Could you print every record below exactly as it appears?

◇ ◇ ◇ ◇ ◇ ◇ ◇

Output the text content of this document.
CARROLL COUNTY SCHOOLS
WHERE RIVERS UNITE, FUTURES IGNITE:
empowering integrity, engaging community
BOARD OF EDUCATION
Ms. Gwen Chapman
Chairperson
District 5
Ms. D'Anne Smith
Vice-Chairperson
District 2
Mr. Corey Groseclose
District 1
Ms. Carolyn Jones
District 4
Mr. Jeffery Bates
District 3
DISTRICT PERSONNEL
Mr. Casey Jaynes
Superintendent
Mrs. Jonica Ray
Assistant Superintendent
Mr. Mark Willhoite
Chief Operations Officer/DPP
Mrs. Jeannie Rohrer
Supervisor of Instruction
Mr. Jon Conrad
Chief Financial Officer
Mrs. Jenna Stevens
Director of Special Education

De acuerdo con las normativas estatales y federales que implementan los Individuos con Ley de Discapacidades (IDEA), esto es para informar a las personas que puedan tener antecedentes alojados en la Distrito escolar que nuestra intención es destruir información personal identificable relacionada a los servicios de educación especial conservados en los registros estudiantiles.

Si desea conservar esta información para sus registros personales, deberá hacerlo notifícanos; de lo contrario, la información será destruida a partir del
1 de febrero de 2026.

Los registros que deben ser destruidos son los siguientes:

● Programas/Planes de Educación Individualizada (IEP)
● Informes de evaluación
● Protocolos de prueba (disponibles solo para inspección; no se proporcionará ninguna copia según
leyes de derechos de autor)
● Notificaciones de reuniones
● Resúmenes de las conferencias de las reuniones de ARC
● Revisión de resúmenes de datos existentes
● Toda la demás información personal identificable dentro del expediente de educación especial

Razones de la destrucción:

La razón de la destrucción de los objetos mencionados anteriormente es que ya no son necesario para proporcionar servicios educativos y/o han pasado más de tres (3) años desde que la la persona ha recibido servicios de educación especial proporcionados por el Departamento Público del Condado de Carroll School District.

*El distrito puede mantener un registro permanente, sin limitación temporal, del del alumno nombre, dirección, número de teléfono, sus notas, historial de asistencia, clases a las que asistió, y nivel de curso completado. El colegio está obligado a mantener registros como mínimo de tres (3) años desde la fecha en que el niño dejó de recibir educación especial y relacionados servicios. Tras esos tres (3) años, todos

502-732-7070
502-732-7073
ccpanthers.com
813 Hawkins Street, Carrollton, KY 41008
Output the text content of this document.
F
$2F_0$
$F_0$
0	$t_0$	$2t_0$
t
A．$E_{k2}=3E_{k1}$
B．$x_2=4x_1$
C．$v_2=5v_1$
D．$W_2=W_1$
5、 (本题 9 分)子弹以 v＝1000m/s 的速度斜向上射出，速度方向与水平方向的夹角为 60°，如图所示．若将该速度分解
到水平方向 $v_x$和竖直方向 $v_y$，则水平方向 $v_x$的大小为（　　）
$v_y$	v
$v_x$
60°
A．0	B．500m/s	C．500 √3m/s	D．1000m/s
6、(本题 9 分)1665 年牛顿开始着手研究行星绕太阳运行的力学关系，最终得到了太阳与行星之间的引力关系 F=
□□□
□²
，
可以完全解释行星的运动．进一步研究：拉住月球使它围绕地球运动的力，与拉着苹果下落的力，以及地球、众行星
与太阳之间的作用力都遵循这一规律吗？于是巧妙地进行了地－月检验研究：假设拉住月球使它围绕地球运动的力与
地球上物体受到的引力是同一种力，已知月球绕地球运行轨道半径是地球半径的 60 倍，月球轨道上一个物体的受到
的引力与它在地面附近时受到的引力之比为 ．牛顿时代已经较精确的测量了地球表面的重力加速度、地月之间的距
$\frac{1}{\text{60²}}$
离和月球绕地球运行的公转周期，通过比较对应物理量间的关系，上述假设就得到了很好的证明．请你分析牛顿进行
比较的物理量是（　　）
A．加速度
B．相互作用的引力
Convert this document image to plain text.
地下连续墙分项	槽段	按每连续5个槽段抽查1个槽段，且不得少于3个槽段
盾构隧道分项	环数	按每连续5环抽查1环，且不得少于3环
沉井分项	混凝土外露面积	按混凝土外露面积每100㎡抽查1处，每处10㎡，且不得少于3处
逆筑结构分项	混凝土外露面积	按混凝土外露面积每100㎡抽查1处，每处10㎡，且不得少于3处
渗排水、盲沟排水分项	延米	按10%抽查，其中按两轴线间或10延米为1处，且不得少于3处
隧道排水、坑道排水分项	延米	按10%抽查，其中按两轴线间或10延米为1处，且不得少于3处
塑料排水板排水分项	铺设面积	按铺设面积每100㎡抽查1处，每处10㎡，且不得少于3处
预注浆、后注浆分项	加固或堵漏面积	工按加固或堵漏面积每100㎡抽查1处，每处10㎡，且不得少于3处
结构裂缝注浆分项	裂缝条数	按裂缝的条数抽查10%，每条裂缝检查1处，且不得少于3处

◇ ◇ ◇ ◇ ◇ ◇ ◇

# OUTPUT FOR THIS TASK:
Output the text content of this document.
CARROLL COUNTY SCHOOLS
WHERE RIVERS UNITE, FUTURES IGNITE:
empowering integrity, engaging community
BOARD OF EDUCATION
Ms. Gwen Chapman
Chairperson
District 5
Ms. D'Anne Smith
Vice-Chairperson
District 2
Mr. Corey Groseclose
District 1
Ms. Carolyn Jones
District 4
Mr. Jeffery Bates
District 3
DISTRICT PERSONNEL
Mr. Casey Jaynes
Superintendent
Mrs. Jonica Ray
Assistant Superintendent
Mr. Mark Willhoite
Chief Operations Officer/DPP
Mrs. Jeannie Rohrer
Supervisor of Instruction
Mr. Jon Conrad
Chief Financial Officer
Mrs. Jenna Stevens
Director of Special Education

De acuerdo con las normativas estatales y federales que implementan los Individuos con Ley de Discapacidades (IDEA), esto es para informar a las personas que puedan tener antecedentes alojados en la Distrito escolar que nuestra intención es destruir información personal identificable relacionada a los servicios de educación especial conservados en los registros estudiantiles.

Si desea conservar esta información para sus registros personales, deberá hacerlo notifícanos; de lo contrario, la información será destruida a partir del
1 de febrero de 2026.

Los registros que deben ser destruidos son los siguientes:

● Programas/Planes de Educación Individualizada (IEP)
● Informes de evaluación
● Protocolos de prueba (disponibles solo para inspección; no se proporcionará ninguna copia según
leyes de derechos de autor)
● Notificaciones de reuniones
● Resúmenes de las conferencias de las reuniones de ARC
● Revisión de resúmenes de datos existentes
● Toda la demás información personal identificable dentro del expediente de educación especial

Razones de la destrucción:

La razón de la destrucción de los objetos mencionados anteriormente es que ya no son necesario para proporcionar servicios educativos y/o han pasado más de tres (3) años desde que la la persona ha recibido servicios de educación especial proporcionados por el Departamento Público del Condado de Carroll School District.

*El distrito puede mantener un registro permanente, sin limitación temporal, del del alumno nombre, dirección, número de teléfono, sus notas, historial de asistencia, clases a las que asistió, y nivel de curso completado. El colegio está obligado a mantener registros como mínimo de tres (3) años desde la fecha en que el niño dejó de recibir educación especial y relacionados servicios. Tras esos tres (3) años, todos

502-732-7070
502-732-7073
ccpanthers.com
813 Hawkins Street, Carrollton, KY 41008
Output the text content of this document.
F
$2F_0$
$F_0$
0	$t_0$	$2t_0$
t
A．$E_{k2}=3E_{k1}$
B．$x_2=4x_1$
C．$v_2=5v_1$
D．$W_2=W_1$
5、 (本题 9 分)子弹以 v＝1000m/s 的速度斜向上射出，速度方向与水平方向的夹角为 60°，如图所示．若将该速度分解
到水平方向 $v_x$和竖直方向 $v_y$，则水平方向 $v_x$的大小为（　　）
$v_y$	v
$v_x$
60°
A．0	B．500m/s	C．500 √3m/s	D．1000m/s
6、(本题 9 分)1665 年牛顿开始着手研究行星绕太阳运行的力学关系，最终得到了太阳与行星之间的引力关系 F=
□□□
□²
，
可以完全解释行星的运动．进一步研究：拉住月球使它围绕地球运动的力，与拉着苹果下落的力，以及地球、众行星
与太阳之间的作用力都遵循这一规律吗？于是巧妙地进行了地－月检验研究：假设拉住月球使它围绕地球运动的力与
地球上物体受到的引力是同一种力，已知月球绕地球运行轨道半径是地球半径的 60 倍，月球轨道上一个物体的受到
的引力与它在地面附近时受到的引力之比为 ．牛顿时代已经较精确的测量了地球表面的重力加速度、地月之间的距
$\frac{1}{\text{60²}}$
离和月球绕地球运行的公转周期，通过比较对应物理量间的关系，上述假设就得到了很好的证明．请你分析牛顿进行
比较的物理量是（　　）
A．加速度
B．相互作用的引力
Convert this document image to plain text.
地下连续墙分项	槽段	按每连续5个槽段抽查1个槽段，且不得少于3个槽段
盾构隧道分项	环数	按每连续5环抽查1环，且不得少于3环
沉井分项	混凝土外露面积	按混凝土外露面积每100㎡抽查1处，每处10㎡，且不得少于3处
逆筑结构分项	混凝土外露面积	按混凝土外露面积每100㎡抽查1处，每处10㎡，且不得少于3处
渗排水、盲沟排水分项	延米	按10%抽查，其中按两轴线间或10延米为1处，且不得少于3处
隧道排水、坑道排水分项	延米	按10%抽查，其中按两轴线间或10延米为1处，且不得少于3处
塑料排水板排水分项	铺设面积	按铺设面积每100㎡抽查1处，每处10㎡，且不得少于3处
预注浆、后注浆分项	加固或堵漏面积	工按加固或堵漏面积每100㎡抽查1处，每处10㎡，且不得少于3处
结构裂缝注浆分项	裂缝条数	按裂缝的条数抽查10%，每条裂缝检查1处，且不得少于3处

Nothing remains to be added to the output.